■ What needs to be done ■
Give the data again exactly as it appears, excluding any pictures.

■ Page content records ■
»»

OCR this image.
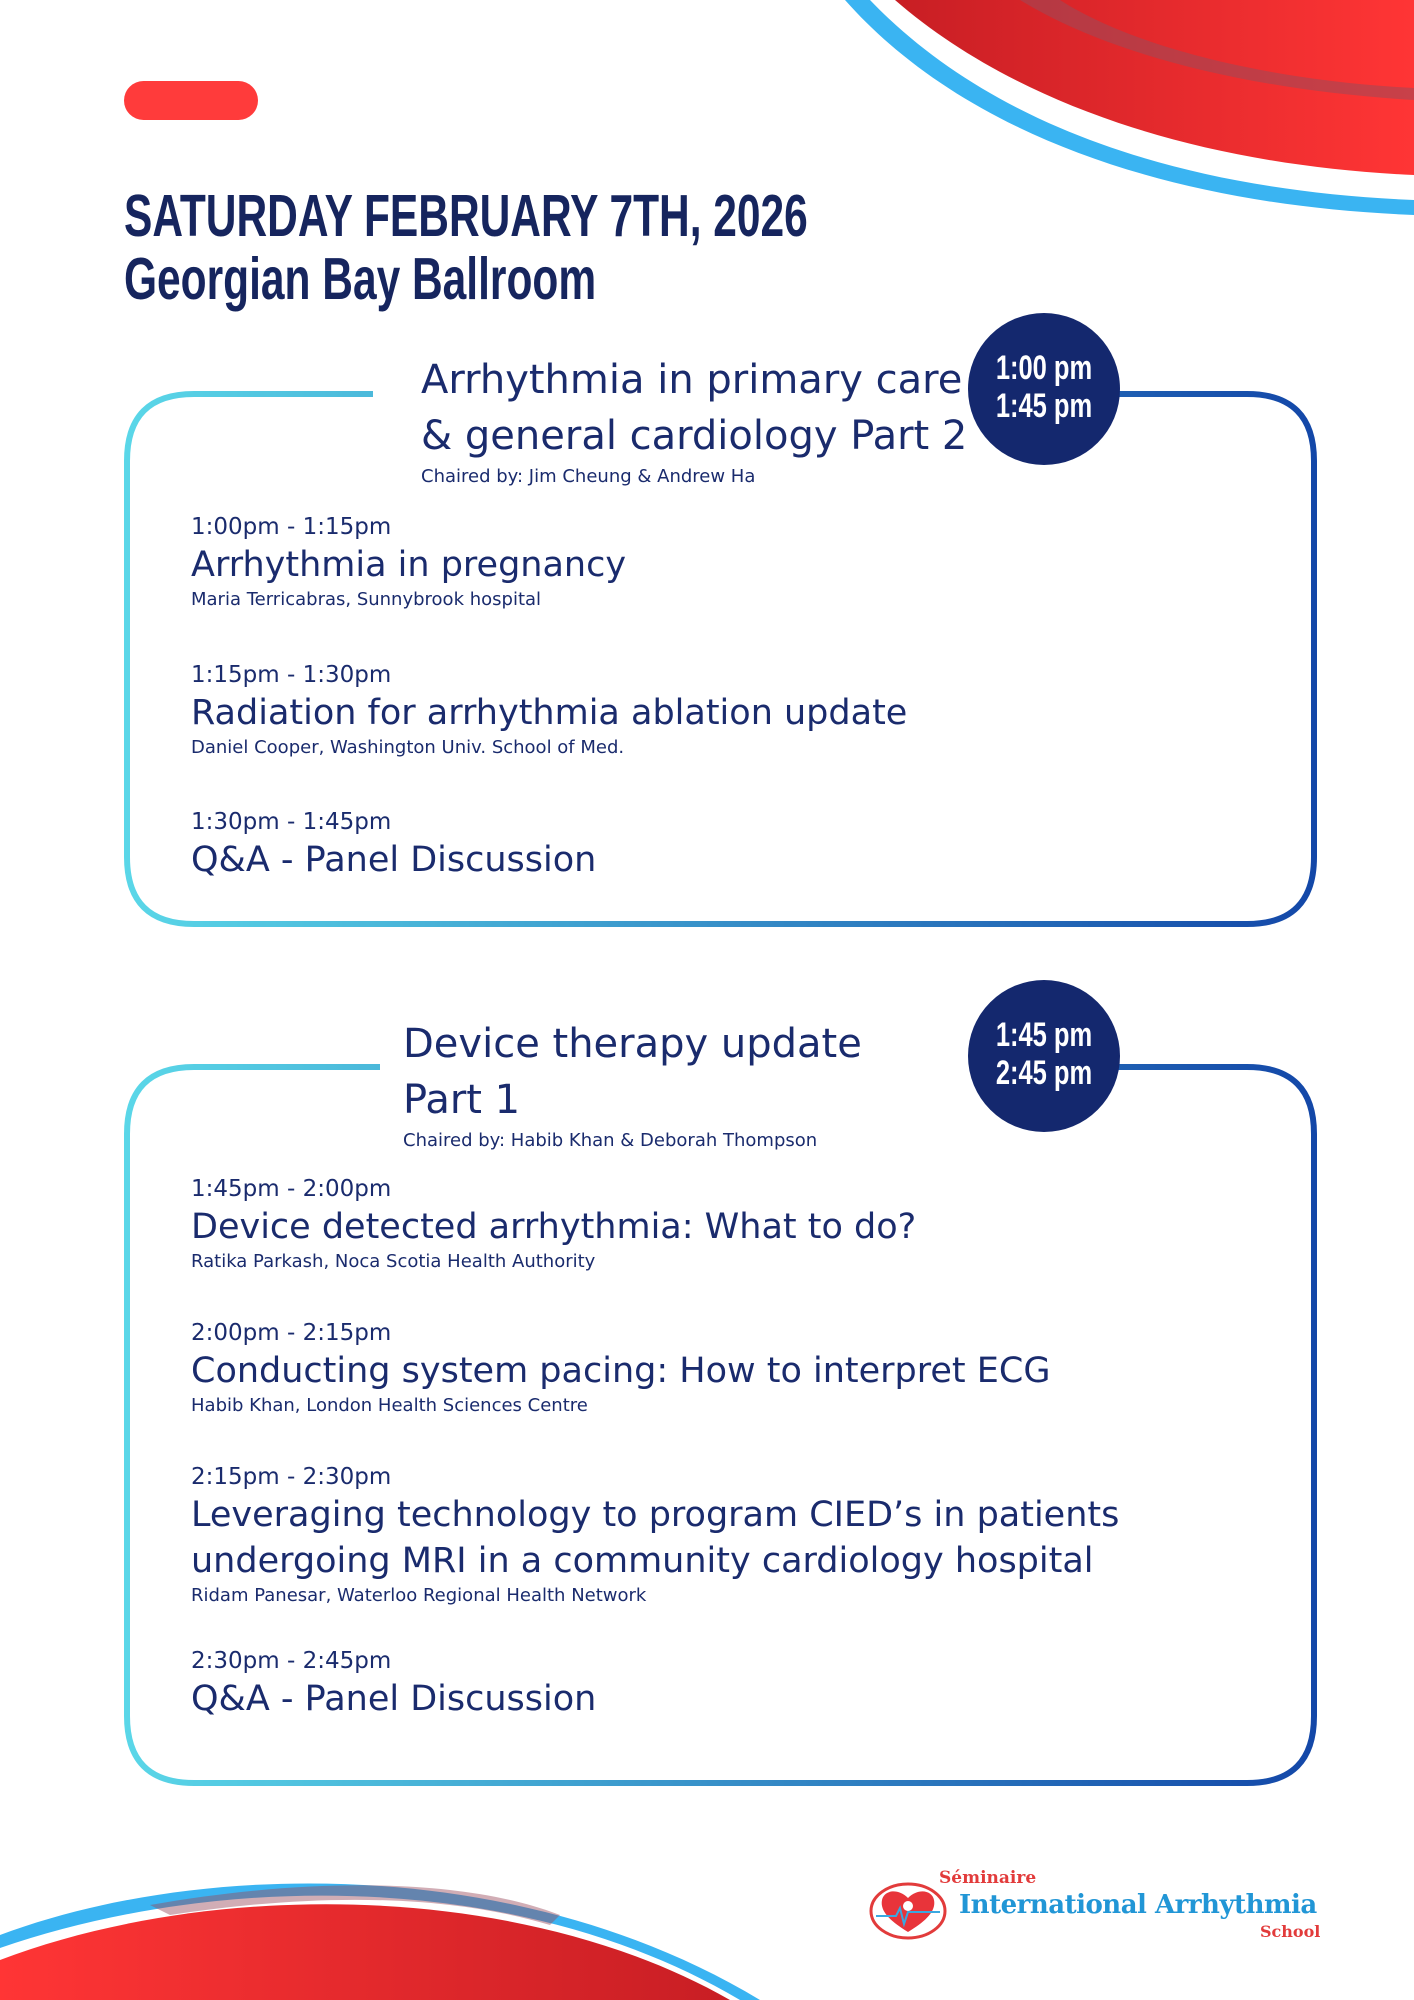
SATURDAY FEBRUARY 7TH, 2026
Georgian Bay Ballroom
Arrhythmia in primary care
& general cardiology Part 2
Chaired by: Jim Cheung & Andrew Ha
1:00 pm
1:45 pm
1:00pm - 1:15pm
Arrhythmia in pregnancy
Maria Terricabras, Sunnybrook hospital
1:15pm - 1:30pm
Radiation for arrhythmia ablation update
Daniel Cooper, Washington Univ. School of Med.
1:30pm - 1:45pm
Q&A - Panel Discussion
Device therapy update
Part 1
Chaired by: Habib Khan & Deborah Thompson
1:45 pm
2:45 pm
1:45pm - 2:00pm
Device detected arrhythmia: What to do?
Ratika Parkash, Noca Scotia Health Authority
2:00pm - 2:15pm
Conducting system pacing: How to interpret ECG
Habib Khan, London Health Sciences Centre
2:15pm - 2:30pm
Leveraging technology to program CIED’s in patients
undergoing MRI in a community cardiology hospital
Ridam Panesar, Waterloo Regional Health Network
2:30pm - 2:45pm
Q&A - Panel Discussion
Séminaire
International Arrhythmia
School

««

■ Written reply ■
OCR this image.
SATURDAY FEBRUARY 7TH, 2026
Georgian Bay Ballroom
Arrhythmia in primary care
& general cardiology Part 2
Chaired by: Jim Cheung & Andrew Ha
1:00 pm
1:45 pm
1:00pm - 1:15pm
Arrhythmia in pregnancy
Maria Terricabras, Sunnybrook hospital
1:15pm - 1:30pm
Radiation for arrhythmia ablation update
Daniel Cooper, Washington Univ. School of Med.
1:30pm - 1:45pm
Q&A - Panel Discussion
Device therapy update
Part 1
Chaired by: Habib Khan & Deborah Thompson
1:45 pm
2:45 pm
1:45pm - 2:00pm
Device detected arrhythmia: What to do?
Ratika Parkash, Noca Scotia Health Authority
2:00pm - 2:15pm
Conducting system pacing: How to interpret ECG
Habib Khan, London Health Sciences Centre
2:15pm - 2:30pm
Leveraging technology to program CIED’s in patients
undergoing MRI in a community cardiology hospital
Ridam Panesar, Waterloo Regional Health Network
2:30pm - 2:45pm
Q&A - Panel Discussion
Séminaire
International Arrhythmia
School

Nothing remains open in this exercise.